[start PROVIDED RECORDS]

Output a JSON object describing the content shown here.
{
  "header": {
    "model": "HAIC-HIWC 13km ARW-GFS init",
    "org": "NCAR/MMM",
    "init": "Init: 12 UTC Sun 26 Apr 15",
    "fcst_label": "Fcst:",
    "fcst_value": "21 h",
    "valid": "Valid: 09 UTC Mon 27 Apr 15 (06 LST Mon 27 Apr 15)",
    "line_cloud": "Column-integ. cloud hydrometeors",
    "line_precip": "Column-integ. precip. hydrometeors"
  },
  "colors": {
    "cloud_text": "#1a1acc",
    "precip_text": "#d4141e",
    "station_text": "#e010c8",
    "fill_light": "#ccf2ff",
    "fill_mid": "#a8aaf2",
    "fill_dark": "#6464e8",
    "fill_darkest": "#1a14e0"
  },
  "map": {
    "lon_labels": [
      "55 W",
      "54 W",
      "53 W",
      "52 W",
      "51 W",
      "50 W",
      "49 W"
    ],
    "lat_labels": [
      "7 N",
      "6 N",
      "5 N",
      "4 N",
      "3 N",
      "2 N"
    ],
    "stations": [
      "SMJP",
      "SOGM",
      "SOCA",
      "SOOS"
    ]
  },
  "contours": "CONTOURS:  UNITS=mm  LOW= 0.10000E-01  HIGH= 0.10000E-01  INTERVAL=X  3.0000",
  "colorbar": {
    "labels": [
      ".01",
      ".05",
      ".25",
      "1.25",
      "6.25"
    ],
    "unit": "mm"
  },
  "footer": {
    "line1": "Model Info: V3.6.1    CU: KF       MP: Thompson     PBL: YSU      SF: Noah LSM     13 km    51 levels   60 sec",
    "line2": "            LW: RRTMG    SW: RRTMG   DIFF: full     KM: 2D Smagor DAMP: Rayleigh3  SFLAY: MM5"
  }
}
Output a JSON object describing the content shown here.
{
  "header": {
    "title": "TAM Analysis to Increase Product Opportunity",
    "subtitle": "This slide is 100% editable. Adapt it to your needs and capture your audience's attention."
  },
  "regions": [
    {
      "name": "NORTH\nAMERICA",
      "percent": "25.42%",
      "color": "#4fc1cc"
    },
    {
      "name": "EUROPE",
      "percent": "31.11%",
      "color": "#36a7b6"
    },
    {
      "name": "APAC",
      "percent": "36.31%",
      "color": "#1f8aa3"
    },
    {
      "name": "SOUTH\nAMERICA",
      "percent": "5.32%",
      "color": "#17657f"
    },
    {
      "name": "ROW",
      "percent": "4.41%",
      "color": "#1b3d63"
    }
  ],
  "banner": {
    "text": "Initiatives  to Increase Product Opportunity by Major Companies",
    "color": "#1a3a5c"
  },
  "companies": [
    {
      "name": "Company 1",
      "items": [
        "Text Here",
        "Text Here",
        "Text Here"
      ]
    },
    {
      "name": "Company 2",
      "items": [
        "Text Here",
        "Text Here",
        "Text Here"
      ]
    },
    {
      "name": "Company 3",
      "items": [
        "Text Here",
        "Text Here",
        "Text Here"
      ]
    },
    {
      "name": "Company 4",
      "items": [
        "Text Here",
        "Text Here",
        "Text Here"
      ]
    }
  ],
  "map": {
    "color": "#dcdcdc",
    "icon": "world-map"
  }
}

[end PROVIDED RECORDS]

Write the material out again word for word.

■ TASK OUTPUT
Output a JSON object describing the content shown here.
{
  "header": {
    "model": "HAIC-HIWC 13km ARW-GFS init",
    "org": "NCAR/MMM",
    "init": "Init: 12 UTC Sun 26 Apr 15",
    "fcst_label": "Fcst:",
    "fcst_value": "21 h",
    "valid": "Valid: 09 UTC Mon 27 Apr 15 (06 LST Mon 27 Apr 15)",
    "line_cloud": "Column-integ. cloud hydrometeors",
    "line_precip": "Column-integ. precip. hydrometeors"
  },
  "colors": {
    "cloud_text": "#1a1acc",
    "precip_text": "#d4141e",
    "station_text": "#e010c8",
    "fill_light": "#ccf2ff",
    "fill_mid": "#a8aaf2",
    "fill_dark": "#6464e8",
    "fill_darkest": "#1a14e0"
  },
  "map": {
    "lon_labels": [
      "55 W",
      "54 W",
      "53 W",
      "52 W",
      "51 W",
      "50 W",
      "49 W"
    ],
    "lat_labels": [
      "7 N",
      "6 N",
      "5 N",
      "4 N",
      "3 N",
      "2 N"
    ],
    "stations": [
      "SMJP",
      "SOGM",
      "SOCA",
      "SOOS"
    ]
  },
  "contours": "CONTOURS:  UNITS=mm  LOW= 0.10000E-01  HIGH= 0.10000E-01  INTERVAL=X  3.0000",
  "colorbar": {
    "labels": [
      ".01",
      ".05",
      ".25",
      "1.25",
      "6.25"
    ],
    "unit": "mm"
  },
  "footer": {
    "line1": "Model Info: V3.6.1    CU: KF       MP: Thompson     PBL: YSU      SF: Noah LSM     13 km    51 levels   60 sec",
    "line2": "            LW: RRTMG    SW: RRTMG   DIFF: full     KM: 2D Smagor DAMP: Rayleigh3  SFLAY: MM5"
  }
}
Output a JSON object describing the content shown here.
{
  "header": {
    "title": "TAM Analysis to Increase Product Opportunity",
    "subtitle": "This slide is 100% editable. Adapt it to your needs and capture your audience's attention."
  },
  "regions": [
    {
      "name": "NORTH\nAMERICA",
      "percent": "25.42%",
      "color": "#4fc1cc"
    },
    {
      "name": "EUROPE",
      "percent": "31.11%",
      "color": "#36a7b6"
    },
    {
      "name": "APAC",
      "percent": "36.31%",
      "color": "#1f8aa3"
    },
    {
      "name": "SOUTH\nAMERICA",
      "percent": "5.32%",
      "color": "#17657f"
    },
    {
      "name": "ROW",
      "percent": "4.41%",
      "color": "#1b3d63"
    }
  ],
  "banner": {
    "text": "Initiatives  to Increase Product Opportunity by Major Companies",
    "color": "#1a3a5c"
  },
  "companies": [
    {
      "name": "Company 1",
      "items": [
        "Text Here",
        "Text Here",
        "Text Here"
      ]
    },
    {
      "name": "Company 2",
      "items": [
        "Text Here",
        "Text Here",
        "Text Here"
      ]
    },
    {
      "name": "Company 3",
      "items": [
        "Text Here",
        "Text Here",
        "Text Here"
      ]
    },
    {
      "name": "Company 4",
      "items": [
        "Text Here",
        "Text Here",
        "Text Here"
      ]
    }
  ],
  "map": {
    "color": "#dcdcdc",
    "icon": "world-map"
  }
}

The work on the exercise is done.